GOAL OF THE EXERCISE:
Write the rows below as a JSON list of strings, one string per line and no blank lines, from the start of the rows up to and including the line containing "nav-seo[interactable]: SEO查询 <box>993".

RECORDED DATA:
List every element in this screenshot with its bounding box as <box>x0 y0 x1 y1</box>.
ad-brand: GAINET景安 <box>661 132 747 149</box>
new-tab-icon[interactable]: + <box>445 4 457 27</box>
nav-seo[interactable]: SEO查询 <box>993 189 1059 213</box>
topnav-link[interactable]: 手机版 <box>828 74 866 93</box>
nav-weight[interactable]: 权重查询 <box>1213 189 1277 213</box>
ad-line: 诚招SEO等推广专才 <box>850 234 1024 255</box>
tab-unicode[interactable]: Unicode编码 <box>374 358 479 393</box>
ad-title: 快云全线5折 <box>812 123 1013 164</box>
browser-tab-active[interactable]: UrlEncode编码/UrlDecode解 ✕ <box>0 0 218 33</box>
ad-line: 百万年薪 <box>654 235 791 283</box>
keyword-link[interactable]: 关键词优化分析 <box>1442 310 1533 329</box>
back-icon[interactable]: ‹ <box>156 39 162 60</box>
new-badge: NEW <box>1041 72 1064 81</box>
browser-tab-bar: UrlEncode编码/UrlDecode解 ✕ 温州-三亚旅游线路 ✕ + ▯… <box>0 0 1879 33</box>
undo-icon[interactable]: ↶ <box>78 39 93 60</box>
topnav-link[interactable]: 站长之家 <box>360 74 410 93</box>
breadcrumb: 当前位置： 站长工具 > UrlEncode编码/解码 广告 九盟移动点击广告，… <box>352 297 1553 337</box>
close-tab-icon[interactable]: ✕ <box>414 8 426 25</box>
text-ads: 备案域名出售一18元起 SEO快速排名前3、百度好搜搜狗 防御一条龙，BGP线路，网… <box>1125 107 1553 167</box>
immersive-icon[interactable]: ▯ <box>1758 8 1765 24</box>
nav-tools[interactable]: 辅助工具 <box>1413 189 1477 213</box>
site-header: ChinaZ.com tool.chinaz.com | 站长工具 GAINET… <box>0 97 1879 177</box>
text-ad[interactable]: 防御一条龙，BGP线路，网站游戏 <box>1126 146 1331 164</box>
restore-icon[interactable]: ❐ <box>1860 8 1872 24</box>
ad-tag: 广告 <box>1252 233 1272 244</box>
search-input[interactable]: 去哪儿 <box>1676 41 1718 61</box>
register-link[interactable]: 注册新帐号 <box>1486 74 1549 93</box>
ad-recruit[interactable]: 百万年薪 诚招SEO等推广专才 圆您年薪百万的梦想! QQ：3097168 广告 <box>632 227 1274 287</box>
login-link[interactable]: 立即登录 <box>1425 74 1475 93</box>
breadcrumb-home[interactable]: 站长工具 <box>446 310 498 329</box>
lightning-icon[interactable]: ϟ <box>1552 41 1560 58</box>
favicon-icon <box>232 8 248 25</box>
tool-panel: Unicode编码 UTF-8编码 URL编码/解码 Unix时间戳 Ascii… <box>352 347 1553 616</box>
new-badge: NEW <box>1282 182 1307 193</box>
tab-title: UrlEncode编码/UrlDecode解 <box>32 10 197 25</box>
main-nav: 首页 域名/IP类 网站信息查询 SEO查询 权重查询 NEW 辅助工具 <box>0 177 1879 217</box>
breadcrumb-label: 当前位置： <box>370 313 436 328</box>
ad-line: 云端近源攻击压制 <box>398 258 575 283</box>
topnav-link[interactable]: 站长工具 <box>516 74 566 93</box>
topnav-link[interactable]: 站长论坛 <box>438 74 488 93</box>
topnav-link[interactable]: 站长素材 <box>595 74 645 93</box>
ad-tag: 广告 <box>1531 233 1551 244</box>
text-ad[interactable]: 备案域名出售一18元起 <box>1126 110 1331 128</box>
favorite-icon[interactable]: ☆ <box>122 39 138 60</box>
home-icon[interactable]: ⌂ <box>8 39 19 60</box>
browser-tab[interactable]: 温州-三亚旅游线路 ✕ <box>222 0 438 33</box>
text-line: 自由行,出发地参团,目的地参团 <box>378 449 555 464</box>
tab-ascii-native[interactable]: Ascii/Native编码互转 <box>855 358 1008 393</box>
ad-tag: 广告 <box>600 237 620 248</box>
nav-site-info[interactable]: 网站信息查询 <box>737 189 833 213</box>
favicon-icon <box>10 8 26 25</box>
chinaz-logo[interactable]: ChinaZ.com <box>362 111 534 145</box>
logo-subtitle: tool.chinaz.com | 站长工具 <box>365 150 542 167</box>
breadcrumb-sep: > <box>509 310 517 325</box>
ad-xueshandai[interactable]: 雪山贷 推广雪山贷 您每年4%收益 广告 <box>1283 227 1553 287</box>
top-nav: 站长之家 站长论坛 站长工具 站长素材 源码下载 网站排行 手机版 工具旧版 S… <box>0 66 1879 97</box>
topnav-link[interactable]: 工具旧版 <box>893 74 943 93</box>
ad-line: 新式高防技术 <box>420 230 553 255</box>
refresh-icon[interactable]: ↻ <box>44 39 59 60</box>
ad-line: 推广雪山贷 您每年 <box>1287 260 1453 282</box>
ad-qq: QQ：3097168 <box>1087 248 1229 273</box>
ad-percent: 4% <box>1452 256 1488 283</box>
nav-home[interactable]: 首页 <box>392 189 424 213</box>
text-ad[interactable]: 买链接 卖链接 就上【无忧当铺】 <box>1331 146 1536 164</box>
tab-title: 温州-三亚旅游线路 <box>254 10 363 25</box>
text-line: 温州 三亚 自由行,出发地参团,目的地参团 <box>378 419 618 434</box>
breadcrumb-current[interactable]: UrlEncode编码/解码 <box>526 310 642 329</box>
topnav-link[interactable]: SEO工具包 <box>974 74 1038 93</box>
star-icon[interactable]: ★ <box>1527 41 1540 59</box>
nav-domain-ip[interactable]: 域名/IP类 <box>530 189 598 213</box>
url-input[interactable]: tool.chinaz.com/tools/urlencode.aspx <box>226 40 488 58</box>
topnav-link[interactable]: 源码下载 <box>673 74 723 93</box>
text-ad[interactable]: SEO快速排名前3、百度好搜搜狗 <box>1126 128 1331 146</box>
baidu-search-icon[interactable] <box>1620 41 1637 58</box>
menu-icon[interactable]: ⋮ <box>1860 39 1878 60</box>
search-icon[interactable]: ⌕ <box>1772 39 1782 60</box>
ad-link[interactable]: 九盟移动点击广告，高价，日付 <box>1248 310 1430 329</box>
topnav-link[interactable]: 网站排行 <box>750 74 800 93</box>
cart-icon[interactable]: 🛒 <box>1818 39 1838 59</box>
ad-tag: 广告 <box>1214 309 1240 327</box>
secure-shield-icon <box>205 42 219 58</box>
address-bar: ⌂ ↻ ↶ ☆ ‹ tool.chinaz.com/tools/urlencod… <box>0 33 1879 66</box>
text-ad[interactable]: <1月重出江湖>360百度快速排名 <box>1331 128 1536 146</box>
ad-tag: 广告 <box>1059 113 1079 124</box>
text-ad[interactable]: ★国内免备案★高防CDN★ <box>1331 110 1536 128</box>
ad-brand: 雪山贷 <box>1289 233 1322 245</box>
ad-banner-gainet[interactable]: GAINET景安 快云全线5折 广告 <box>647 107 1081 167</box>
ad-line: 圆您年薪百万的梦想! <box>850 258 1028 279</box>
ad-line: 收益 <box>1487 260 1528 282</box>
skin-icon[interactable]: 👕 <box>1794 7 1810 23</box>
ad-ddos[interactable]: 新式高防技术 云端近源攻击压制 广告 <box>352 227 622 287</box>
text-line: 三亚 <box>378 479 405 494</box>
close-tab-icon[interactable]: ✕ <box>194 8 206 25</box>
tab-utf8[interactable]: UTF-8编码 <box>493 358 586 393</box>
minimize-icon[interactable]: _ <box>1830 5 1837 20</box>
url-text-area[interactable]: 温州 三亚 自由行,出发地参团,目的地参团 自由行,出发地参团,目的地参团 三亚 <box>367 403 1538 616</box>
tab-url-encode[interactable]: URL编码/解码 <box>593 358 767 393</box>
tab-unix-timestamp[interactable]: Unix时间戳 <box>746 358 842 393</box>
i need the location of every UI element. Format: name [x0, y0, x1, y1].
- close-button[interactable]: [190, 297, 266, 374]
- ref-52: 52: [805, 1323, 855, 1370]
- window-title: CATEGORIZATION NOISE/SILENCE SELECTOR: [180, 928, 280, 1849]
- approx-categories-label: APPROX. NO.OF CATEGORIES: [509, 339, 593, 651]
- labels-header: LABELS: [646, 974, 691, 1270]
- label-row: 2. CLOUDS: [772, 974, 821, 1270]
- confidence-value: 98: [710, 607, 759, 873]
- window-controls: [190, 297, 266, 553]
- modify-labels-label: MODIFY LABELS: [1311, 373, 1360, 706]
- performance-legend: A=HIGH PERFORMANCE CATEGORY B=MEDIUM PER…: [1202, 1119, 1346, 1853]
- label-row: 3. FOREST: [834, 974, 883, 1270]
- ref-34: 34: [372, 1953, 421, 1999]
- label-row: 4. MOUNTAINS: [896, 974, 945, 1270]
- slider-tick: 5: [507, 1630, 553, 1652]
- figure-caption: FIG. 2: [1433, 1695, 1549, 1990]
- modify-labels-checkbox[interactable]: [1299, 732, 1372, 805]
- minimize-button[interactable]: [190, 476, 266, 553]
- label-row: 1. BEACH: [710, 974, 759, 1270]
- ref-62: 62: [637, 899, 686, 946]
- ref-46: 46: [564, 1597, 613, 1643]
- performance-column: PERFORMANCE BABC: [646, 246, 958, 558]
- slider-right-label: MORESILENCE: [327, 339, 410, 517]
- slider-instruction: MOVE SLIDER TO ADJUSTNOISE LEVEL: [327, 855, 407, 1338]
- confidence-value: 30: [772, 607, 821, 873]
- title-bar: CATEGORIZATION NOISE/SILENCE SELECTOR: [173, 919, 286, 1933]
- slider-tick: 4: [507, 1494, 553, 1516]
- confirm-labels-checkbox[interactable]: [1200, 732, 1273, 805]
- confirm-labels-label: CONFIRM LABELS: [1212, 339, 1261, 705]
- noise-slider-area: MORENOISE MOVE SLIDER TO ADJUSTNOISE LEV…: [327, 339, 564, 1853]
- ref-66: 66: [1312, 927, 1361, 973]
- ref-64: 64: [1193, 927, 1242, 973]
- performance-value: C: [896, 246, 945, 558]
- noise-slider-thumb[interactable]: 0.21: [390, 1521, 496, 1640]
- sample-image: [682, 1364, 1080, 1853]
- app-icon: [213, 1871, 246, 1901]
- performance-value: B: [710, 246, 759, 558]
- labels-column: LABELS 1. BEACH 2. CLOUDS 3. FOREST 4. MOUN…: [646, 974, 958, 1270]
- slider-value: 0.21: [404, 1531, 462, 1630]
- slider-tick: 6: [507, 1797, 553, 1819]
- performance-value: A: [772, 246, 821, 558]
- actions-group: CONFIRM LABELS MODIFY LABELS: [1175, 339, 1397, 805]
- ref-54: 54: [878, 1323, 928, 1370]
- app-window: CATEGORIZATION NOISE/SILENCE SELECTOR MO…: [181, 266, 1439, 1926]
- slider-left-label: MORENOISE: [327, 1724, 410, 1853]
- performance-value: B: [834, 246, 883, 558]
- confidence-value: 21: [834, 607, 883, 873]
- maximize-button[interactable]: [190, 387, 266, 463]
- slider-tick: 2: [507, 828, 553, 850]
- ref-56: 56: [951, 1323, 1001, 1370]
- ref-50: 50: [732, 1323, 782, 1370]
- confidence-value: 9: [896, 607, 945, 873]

FULL SOLUTION:
[
  "List every element in this screenshot with its bounding box as <box>x0 y0 x1 y1</box>.",
  "ad-brand: GAINET景安 <box>661 132 747 149</box>",
  "new-tab-icon[interactable]: + <box>445 4 457 27</box>",
  "nav-seo[interactable]: SEO查询 <box>993 189 1059 213</box>"
]